§ Exercise inputs
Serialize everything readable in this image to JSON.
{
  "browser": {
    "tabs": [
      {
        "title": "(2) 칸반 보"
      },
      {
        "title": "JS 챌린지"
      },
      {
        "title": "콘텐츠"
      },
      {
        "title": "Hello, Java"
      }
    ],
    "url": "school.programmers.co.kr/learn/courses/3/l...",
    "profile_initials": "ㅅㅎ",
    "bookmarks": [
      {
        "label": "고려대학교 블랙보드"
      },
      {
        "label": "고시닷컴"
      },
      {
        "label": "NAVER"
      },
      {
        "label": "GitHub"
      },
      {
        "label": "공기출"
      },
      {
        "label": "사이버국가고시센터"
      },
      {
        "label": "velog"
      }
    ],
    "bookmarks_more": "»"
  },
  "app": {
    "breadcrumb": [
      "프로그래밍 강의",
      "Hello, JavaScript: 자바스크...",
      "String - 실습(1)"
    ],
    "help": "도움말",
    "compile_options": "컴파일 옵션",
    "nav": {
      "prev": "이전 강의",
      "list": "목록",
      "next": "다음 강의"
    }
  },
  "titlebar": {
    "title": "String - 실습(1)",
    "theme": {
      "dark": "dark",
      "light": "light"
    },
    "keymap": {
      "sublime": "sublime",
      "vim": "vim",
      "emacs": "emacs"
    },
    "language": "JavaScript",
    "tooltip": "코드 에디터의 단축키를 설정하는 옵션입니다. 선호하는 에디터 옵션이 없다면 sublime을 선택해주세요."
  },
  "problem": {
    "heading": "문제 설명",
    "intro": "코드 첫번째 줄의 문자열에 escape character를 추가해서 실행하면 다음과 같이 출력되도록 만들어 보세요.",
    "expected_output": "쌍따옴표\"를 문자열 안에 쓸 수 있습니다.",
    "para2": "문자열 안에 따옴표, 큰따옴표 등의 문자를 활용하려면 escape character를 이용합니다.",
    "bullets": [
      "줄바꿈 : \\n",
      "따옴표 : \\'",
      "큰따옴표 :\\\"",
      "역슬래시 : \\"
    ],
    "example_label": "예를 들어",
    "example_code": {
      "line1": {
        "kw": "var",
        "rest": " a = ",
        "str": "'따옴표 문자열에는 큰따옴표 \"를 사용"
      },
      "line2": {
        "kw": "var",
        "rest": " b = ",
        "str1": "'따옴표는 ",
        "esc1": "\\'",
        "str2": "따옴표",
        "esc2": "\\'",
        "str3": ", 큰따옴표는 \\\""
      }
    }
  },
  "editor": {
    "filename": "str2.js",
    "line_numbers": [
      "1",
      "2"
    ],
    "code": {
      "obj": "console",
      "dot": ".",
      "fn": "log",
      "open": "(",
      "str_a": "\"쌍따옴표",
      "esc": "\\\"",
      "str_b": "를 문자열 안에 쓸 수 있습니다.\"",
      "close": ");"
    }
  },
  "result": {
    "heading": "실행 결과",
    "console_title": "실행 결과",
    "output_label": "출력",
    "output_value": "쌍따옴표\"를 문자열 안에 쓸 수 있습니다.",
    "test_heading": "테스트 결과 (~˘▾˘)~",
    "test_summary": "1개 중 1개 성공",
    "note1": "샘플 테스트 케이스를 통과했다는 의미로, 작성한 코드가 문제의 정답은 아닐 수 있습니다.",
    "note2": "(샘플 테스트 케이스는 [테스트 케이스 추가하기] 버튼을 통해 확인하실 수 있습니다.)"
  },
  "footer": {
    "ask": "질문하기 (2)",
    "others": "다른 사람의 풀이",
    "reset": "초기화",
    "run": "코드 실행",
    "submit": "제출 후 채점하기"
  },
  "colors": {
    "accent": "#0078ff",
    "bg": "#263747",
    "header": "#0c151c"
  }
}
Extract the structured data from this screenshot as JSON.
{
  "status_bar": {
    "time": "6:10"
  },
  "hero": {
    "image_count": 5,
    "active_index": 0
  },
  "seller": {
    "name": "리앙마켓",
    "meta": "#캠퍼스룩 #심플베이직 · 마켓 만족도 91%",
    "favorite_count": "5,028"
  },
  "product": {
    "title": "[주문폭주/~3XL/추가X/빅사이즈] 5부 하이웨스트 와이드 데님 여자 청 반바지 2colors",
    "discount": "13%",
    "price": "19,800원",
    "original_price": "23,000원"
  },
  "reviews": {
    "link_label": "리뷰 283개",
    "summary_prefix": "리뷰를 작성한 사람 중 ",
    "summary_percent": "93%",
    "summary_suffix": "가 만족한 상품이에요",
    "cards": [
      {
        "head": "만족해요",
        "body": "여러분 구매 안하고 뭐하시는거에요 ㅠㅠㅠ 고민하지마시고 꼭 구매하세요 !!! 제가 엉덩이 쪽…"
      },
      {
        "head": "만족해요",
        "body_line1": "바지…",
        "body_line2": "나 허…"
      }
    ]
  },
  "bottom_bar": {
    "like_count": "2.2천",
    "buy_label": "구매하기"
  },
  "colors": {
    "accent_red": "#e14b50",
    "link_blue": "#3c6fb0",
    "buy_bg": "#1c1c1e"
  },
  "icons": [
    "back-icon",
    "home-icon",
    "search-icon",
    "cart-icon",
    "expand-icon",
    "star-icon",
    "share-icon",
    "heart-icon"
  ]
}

§ What you will do
Take the lines above and retype all of them exactly.

§ Task solution
Serialize everything readable in this image to JSON.
{
  "browser": {
    "tabs": [
      {
        "title": "(2) 칸반 보"
      },
      {
        "title": "JS 챌린지"
      },
      {
        "title": "콘텐츠"
      },
      {
        "title": "Hello, Java"
      }
    ],
    "url": "school.programmers.co.kr/learn/courses/3/l...",
    "profile_initials": "ㅅㅎ",
    "bookmarks": [
      {
        "label": "고려대학교 블랙보드"
      },
      {
        "label": "고시닷컴"
      },
      {
        "label": "NAVER"
      },
      {
        "label": "GitHub"
      },
      {
        "label": "공기출"
      },
      {
        "label": "사이버국가고시센터"
      },
      {
        "label": "velog"
      }
    ],
    "bookmarks_more": "»"
  },
  "app": {
    "breadcrumb": [
      "프로그래밍 강의",
      "Hello, JavaScript: 자바스크...",
      "String - 실습(1)"
    ],
    "help": "도움말",
    "compile_options": "컴파일 옵션",
    "nav": {
      "prev": "이전 강의",
      "list": "목록",
      "next": "다음 강의"
    }
  },
  "titlebar": {
    "title": "String - 실습(1)",
    "theme": {
      "dark": "dark",
      "light": "light"
    },
    "keymap": {
      "sublime": "sublime",
      "vim": "vim",
      "emacs": "emacs"
    },
    "language": "JavaScript",
    "tooltip": "코드 에디터의 단축키를 설정하는 옵션입니다. 선호하는 에디터 옵션이 없다면 sublime을 선택해주세요."
  },
  "problem": {
    "heading": "문제 설명",
    "intro": "코드 첫번째 줄의 문자열에 escape character를 추가해서 실행하면 다음과 같이 출력되도록 만들어 보세요.",
    "expected_output": "쌍따옴표\"를 문자열 안에 쓸 수 있습니다.",
    "para2": "문자열 안에 따옴표, 큰따옴표 등의 문자를 활용하려면 escape character를 이용합니다.",
    "bullets": [
      "줄바꿈 : \\n",
      "따옴표 : \\'",
      "큰따옴표 :\\\"",
      "역슬래시 : \\"
    ],
    "example_label": "예를 들어",
    "example_code": {
      "line1": {
        "kw": "var",
        "rest": " a = ",
        "str": "'따옴표 문자열에는 큰따옴표 \"를 사용"
      },
      "line2": {
        "kw": "var",
        "rest": " b = ",
        "str1": "'따옴표는 ",
        "esc1": "\\'",
        "str2": "따옴표",
        "esc2": "\\'",
        "str3": ", 큰따옴표는 \\\""
      }
    }
  },
  "editor": {
    "filename": "str2.js",
    "line_numbers": [
      "1",
      "2"
    ],
    "code": {
      "obj": "console",
      "dot": ".",
      "fn": "log",
      "open": "(",
      "str_a": "\"쌍따옴표",
      "esc": "\\\"",
      "str_b": "를 문자열 안에 쓸 수 있습니다.\"",
      "close": ");"
    }
  },
  "result": {
    "heading": "실행 결과",
    "console_title": "실행 결과",
    "output_label": "출력",
    "output_value": "쌍따옴표\"를 문자열 안에 쓸 수 있습니다.",
    "test_heading": "테스트 결과 (~˘▾˘)~",
    "test_summary": "1개 중 1개 성공",
    "note1": "샘플 테스트 케이스를 통과했다는 의미로, 작성한 코드가 문제의 정답은 아닐 수 있습니다.",
    "note2": "(샘플 테스트 케이스는 [테스트 케이스 추가하기] 버튼을 통해 확인하실 수 있습니다.)"
  },
  "footer": {
    "ask": "질문하기 (2)",
    "others": "다른 사람의 풀이",
    "reset": "초기화",
    "run": "코드 실행",
    "submit": "제출 후 채점하기"
  },
  "colors": {
    "accent": "#0078ff",
    "bg": "#263747",
    "header": "#0c151c"
  }
}
Extract the structured data from this screenshot as JSON.
{
  "status_bar": {
    "time": "6:10"
  },
  "hero": {
    "image_count": 5,
    "active_index": 0
  },
  "seller": {
    "name": "리앙마켓",
    "meta": "#캠퍼스룩 #심플베이직 · 마켓 만족도 91%",
    "favorite_count": "5,028"
  },
  "product": {
    "title": "[주문폭주/~3XL/추가X/빅사이즈] 5부 하이웨스트 와이드 데님 여자 청 반바지 2colors",
    "discount": "13%",
    "price": "19,800원",
    "original_price": "23,000원"
  },
  "reviews": {
    "link_label": "리뷰 283개",
    "summary_prefix": "리뷰를 작성한 사람 중 ",
    "summary_percent": "93%",
    "summary_suffix": "가 만족한 상품이에요",
    "cards": [
      {
        "head": "만족해요",
        "body": "여러분 구매 안하고 뭐하시는거에요 ㅠㅠㅠ 고민하지마시고 꼭 구매하세요 !!! 제가 엉덩이 쪽…"
      },
      {
        "head": "만족해요",
        "body_line1": "바지…",
        "body_line2": "나 허…"
      }
    ]
  },
  "bottom_bar": {
    "like_count": "2.2천",
    "buy_label": "구매하기"
  },
  "colors": {
    "accent_red": "#e14b50",
    "link_blue": "#3c6fb0",
    "buy_bg": "#1c1c1e"
  },
  "icons": [
    "back-icon",
    "home-icon",
    "search-icon",
    "cart-icon",
    "expand-icon",
    "star-icon",
    "share-icon",
    "heart-icon"
  ]
}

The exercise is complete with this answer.